Challenge:
Filter these entries, keeping only lines that hold the word "date".

Recorded information:
----------------
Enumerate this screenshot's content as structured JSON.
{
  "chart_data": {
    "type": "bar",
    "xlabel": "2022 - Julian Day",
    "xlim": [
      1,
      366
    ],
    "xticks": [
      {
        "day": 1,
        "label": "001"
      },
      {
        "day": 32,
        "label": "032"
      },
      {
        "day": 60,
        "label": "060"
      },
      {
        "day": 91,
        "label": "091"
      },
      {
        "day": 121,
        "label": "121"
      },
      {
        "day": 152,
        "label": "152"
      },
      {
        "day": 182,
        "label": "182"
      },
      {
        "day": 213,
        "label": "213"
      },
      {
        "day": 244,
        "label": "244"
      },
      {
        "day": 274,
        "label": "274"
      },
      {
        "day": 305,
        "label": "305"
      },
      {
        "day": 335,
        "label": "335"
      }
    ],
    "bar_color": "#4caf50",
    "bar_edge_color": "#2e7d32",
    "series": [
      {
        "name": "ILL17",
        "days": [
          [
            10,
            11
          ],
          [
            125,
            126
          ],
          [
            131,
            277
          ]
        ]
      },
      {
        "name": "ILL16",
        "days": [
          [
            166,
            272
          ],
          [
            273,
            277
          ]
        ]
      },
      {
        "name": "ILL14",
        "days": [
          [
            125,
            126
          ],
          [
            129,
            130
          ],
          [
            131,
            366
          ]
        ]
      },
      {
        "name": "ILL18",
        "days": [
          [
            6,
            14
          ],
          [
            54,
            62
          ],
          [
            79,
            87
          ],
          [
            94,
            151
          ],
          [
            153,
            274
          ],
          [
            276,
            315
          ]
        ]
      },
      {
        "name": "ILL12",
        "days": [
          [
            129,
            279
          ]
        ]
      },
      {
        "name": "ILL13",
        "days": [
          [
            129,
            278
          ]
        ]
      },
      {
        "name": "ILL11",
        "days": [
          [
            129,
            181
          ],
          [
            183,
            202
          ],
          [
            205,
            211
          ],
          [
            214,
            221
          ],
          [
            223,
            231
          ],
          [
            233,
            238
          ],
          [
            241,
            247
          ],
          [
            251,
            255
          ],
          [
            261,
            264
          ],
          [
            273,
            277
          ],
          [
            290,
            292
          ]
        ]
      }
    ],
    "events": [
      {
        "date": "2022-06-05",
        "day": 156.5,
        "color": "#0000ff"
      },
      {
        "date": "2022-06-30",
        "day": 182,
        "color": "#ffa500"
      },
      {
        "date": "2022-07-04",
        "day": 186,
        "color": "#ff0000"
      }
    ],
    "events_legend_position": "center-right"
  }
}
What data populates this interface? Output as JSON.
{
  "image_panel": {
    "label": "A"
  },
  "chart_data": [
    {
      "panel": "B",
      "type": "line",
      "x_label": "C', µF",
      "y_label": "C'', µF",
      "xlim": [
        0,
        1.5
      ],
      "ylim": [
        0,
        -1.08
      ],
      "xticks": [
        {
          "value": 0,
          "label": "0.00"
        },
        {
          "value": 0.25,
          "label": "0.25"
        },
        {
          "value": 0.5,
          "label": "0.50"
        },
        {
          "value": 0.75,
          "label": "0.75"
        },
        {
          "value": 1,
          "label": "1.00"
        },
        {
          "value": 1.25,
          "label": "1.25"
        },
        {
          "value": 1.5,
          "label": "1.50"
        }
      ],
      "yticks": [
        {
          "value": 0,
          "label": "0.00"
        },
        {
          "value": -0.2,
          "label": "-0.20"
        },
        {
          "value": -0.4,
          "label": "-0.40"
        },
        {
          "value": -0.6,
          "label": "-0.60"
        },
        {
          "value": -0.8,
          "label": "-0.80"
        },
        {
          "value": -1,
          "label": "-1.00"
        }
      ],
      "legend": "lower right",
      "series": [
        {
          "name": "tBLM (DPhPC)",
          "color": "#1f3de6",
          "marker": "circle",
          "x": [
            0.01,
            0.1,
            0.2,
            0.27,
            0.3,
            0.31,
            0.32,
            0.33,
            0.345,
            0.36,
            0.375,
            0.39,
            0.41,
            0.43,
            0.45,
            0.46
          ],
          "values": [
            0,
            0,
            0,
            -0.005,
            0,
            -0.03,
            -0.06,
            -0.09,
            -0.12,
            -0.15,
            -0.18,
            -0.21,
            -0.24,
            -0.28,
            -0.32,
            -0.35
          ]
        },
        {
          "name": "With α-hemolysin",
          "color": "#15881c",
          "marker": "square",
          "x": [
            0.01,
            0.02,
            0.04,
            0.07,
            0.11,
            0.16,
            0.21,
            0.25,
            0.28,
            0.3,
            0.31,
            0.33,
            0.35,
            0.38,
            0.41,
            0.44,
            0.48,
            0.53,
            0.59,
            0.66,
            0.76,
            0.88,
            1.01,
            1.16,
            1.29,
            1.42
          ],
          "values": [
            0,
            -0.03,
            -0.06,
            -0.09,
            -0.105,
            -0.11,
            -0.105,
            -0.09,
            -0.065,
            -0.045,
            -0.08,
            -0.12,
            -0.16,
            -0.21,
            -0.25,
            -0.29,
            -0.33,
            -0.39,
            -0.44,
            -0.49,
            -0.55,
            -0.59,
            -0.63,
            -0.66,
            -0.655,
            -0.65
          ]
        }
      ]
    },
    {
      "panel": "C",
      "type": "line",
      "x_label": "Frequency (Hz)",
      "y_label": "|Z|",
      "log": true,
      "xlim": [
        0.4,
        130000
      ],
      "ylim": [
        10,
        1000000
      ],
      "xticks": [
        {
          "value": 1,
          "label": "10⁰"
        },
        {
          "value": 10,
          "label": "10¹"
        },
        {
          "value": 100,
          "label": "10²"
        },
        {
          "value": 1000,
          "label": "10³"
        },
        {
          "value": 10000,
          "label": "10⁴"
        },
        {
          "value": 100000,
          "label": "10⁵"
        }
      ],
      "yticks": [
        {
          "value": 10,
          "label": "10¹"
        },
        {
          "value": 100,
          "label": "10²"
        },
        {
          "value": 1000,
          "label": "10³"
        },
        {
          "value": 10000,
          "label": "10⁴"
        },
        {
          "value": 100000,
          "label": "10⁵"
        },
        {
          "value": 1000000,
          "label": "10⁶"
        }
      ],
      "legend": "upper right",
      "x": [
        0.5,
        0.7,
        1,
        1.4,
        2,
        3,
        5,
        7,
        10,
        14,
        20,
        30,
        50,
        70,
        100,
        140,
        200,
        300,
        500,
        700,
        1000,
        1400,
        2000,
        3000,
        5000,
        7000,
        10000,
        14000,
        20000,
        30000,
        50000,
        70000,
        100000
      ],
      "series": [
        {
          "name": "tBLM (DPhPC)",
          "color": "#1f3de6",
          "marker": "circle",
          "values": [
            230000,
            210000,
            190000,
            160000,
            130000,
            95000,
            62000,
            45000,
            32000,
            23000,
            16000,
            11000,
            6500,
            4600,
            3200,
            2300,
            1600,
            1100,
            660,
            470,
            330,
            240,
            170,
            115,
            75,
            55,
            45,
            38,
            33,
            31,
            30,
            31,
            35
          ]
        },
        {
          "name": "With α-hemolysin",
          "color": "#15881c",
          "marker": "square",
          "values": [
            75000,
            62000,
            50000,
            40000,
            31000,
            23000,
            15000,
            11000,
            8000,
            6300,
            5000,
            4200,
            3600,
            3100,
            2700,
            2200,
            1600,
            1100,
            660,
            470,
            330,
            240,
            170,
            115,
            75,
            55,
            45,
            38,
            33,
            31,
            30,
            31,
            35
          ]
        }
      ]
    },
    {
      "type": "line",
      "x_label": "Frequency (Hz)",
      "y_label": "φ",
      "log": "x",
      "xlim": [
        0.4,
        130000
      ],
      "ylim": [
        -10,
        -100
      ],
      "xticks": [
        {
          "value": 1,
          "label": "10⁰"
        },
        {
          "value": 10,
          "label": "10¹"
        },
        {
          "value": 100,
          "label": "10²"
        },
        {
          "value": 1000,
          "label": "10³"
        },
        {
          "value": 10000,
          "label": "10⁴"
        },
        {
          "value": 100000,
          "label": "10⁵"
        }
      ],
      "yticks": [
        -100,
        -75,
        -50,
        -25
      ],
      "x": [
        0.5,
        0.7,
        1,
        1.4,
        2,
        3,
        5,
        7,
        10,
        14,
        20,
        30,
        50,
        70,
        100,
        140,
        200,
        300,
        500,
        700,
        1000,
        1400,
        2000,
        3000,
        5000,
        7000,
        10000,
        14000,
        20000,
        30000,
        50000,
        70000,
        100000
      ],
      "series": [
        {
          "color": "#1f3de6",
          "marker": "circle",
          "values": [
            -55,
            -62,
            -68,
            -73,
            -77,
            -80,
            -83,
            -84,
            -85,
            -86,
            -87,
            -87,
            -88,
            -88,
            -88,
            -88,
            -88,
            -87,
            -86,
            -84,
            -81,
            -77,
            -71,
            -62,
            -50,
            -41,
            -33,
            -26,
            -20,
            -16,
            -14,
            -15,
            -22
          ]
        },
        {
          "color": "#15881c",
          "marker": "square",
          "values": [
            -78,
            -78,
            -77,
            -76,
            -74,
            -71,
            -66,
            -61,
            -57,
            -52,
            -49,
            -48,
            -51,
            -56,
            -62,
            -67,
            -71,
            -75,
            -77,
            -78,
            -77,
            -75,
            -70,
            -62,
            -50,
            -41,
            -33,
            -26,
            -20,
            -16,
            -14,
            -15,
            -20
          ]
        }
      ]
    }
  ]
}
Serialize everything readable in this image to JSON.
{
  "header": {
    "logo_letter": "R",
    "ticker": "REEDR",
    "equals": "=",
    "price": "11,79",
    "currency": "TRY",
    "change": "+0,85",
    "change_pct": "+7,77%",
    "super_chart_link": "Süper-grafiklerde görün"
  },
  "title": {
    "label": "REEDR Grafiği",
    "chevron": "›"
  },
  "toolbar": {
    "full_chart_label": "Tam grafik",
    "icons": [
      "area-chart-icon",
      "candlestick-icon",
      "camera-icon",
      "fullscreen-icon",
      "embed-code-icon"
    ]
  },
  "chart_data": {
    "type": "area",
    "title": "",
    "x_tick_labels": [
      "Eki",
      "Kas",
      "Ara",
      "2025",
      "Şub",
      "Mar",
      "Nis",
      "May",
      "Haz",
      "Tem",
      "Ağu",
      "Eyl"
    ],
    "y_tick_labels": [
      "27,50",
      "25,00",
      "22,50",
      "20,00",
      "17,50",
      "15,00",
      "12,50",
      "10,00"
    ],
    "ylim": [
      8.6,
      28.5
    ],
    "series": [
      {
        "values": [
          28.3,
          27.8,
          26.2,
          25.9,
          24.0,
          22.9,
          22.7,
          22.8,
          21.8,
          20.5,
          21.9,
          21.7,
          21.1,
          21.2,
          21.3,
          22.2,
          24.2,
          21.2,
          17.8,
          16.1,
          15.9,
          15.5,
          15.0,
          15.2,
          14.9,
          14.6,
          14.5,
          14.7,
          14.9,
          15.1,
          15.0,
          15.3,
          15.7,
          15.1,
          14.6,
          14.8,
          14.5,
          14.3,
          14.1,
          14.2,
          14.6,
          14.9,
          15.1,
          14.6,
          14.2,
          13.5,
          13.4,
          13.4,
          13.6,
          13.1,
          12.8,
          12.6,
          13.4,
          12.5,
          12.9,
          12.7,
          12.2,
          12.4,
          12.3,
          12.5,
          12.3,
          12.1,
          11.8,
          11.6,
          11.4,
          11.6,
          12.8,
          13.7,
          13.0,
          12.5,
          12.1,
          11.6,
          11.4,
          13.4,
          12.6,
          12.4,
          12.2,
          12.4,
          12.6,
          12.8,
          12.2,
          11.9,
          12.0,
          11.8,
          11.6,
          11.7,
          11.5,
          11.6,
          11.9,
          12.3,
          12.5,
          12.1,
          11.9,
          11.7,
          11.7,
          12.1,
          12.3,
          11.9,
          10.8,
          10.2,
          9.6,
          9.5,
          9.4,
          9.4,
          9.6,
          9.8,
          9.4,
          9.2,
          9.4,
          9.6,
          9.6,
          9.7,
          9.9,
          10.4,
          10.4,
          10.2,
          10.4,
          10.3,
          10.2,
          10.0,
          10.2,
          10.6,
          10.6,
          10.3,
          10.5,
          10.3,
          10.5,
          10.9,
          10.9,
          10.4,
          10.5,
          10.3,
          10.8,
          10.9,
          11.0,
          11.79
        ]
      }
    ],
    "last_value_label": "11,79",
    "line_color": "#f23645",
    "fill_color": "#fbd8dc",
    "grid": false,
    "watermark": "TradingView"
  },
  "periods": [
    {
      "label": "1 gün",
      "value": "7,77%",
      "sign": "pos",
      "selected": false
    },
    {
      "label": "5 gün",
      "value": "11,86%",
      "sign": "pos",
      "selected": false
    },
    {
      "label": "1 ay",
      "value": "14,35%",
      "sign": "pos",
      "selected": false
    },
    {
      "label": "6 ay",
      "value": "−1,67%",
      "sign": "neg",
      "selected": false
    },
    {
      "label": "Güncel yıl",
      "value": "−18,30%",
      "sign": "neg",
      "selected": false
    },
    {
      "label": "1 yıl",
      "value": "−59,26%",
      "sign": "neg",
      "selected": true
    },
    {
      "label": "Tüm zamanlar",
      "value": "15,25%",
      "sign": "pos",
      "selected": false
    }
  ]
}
----------------
Exercise output:
        "date": "2022-06-05",
        "date": "2022-06-30",
        "date": "2022-07-04",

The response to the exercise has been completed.